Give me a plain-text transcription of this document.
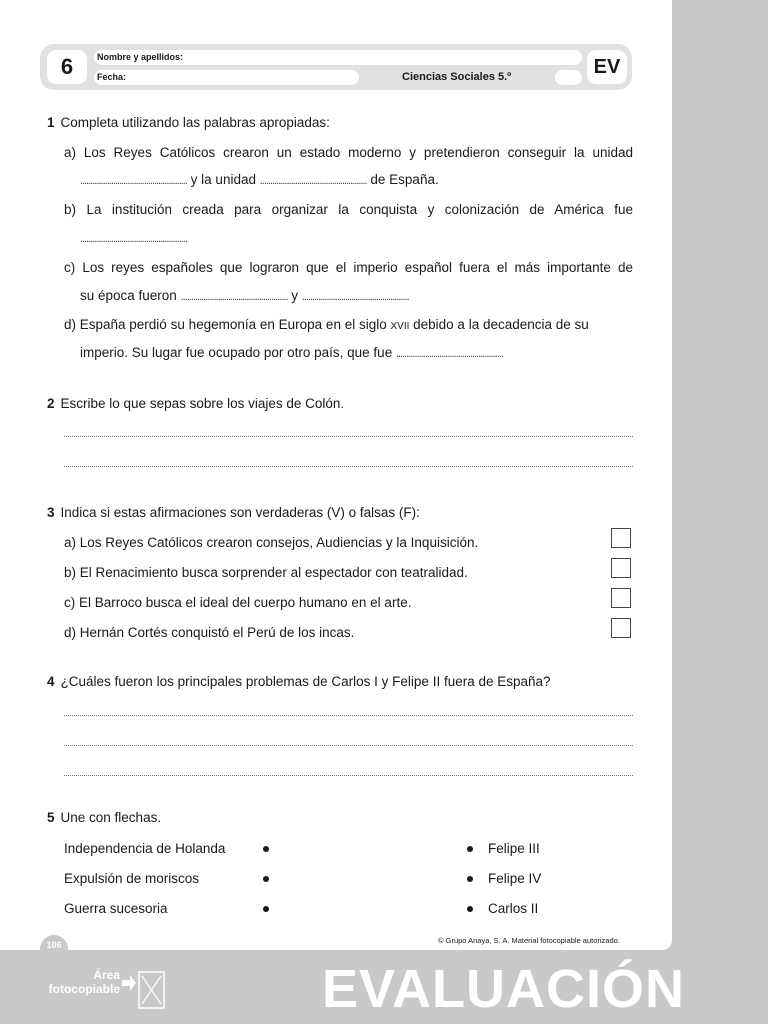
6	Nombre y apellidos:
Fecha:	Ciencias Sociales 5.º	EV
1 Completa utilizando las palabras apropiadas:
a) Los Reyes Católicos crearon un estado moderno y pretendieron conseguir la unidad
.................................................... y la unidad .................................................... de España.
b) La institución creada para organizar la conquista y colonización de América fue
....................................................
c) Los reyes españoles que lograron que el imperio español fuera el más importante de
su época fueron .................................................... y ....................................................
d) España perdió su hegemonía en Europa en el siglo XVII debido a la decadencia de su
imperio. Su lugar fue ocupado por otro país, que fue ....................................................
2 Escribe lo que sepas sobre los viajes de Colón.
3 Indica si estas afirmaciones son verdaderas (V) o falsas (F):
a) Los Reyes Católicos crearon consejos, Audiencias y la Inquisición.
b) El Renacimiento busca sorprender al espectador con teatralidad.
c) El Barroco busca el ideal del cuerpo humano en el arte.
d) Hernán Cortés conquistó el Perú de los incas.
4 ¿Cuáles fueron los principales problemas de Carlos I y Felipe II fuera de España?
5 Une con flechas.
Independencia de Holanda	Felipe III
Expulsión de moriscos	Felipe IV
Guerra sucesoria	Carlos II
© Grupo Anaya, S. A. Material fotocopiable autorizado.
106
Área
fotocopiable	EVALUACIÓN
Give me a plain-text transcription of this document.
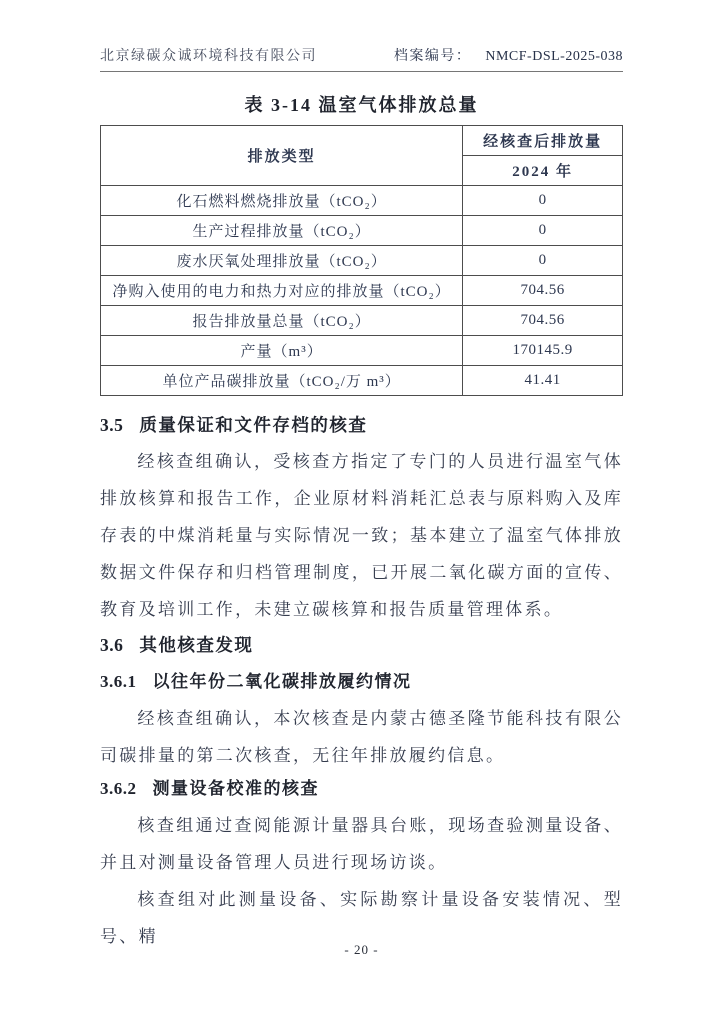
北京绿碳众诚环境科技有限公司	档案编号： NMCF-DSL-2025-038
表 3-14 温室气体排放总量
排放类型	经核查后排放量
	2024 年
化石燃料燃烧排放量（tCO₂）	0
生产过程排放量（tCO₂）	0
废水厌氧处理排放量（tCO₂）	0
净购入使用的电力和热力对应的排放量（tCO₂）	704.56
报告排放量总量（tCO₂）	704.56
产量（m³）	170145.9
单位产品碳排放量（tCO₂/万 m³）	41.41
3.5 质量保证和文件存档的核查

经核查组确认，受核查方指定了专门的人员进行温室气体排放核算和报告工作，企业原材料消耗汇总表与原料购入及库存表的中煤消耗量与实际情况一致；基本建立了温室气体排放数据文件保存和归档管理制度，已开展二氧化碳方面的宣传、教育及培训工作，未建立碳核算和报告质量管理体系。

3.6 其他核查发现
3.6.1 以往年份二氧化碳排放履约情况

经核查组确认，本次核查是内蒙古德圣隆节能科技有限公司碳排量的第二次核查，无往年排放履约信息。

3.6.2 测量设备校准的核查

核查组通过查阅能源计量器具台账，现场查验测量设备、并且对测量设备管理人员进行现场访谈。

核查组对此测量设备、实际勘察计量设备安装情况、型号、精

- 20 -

SET EXERCISE: Write out the listing above again, exactly, but with no pictures in the copy.

FULL RESPONSE:
Give me a plain-text transcription of this document.
6	Nombre y apellidos:
Fecha:	Ciencias Sociales 5.º	EV
1 Completa utilizando las palabras apropiadas:
a) Los Reyes Católicos crearon un estado moderno y pretendieron conseguir la unidad
.................................................... y la unidad .................................................... de España.
b) La institución creada para organizar la conquista y colonización de América fue
....................................................
c) Los reyes españoles que lograron que el imperio español fuera el más importante de
su época fueron .................................................... y ....................................................
d) España perdió su hegemonía en Europa en el siglo XVII debido a la decadencia de su
imperio. Su lugar fue ocupado por otro país, que fue ....................................................
2 Escribe lo que sepas sobre los viajes de Colón.
3 Indica si estas afirmaciones son verdaderas (V) o falsas (F):
a) Los Reyes Católicos crearon consejos, Audiencias y la Inquisición.
b) El Renacimiento busca sorprender al espectador con teatralidad.
c) El Barroco busca el ideal del cuerpo humano en el arte.
d) Hernán Cortés conquistó el Perú de los incas.
4 ¿Cuáles fueron los principales problemas de Carlos I y Felipe II fuera de España?
5 Une con flechas.
Independencia de Holanda	Felipe III
Expulsión de moriscos	Felipe IV
Guerra sucesoria	Carlos II
© Grupo Anaya, S. A. Material fotocopiable autorizado.
106
Área
fotocopiable	EVALUACIÓN
Give me a plain-text transcription of this document.
北京绿碳众诚环境科技有限公司	档案编号： NMCF-DSL-2025-038
表 3-14 温室气体排放总量
排放类型	经核查后排放量
	2024 年
化石燃料燃烧排放量（tCO₂）	0
生产过程排放量（tCO₂）	0
废水厌氧处理排放量（tCO₂）	0
净购入使用的电力和热力对应的排放量（tCO₂）	704.56
报告排放量总量（tCO₂）	704.56
产量（m³）	170145.9
单位产品碳排放量（tCO₂/万 m³）	41.41
3.5 质量保证和文件存档的核查

经核查组确认，受核查方指定了专门的人员进行温室气体排放核算和报告工作，企业原材料消耗汇总表与原料购入及库存表的中煤消耗量与实际情况一致；基本建立了温室气体排放数据文件保存和归档管理制度，已开展二氧化碳方面的宣传、教育及培训工作，未建立碳核算和报告质量管理体系。

3.6 其他核查发现
3.6.1 以往年份二氧化碳排放履约情况

经核查组确认，本次核查是内蒙古德圣隆节能科技有限公司碳排量的第二次核查，无往年排放履约信息。

3.6.2 测量设备校准的核查

核查组通过查阅能源计量器具台账，现场查验测量设备、并且对测量设备管理人员进行现场访谈。

核查组对此测量设备、实际勘察计量设备安装情况、型号、精

- 20 -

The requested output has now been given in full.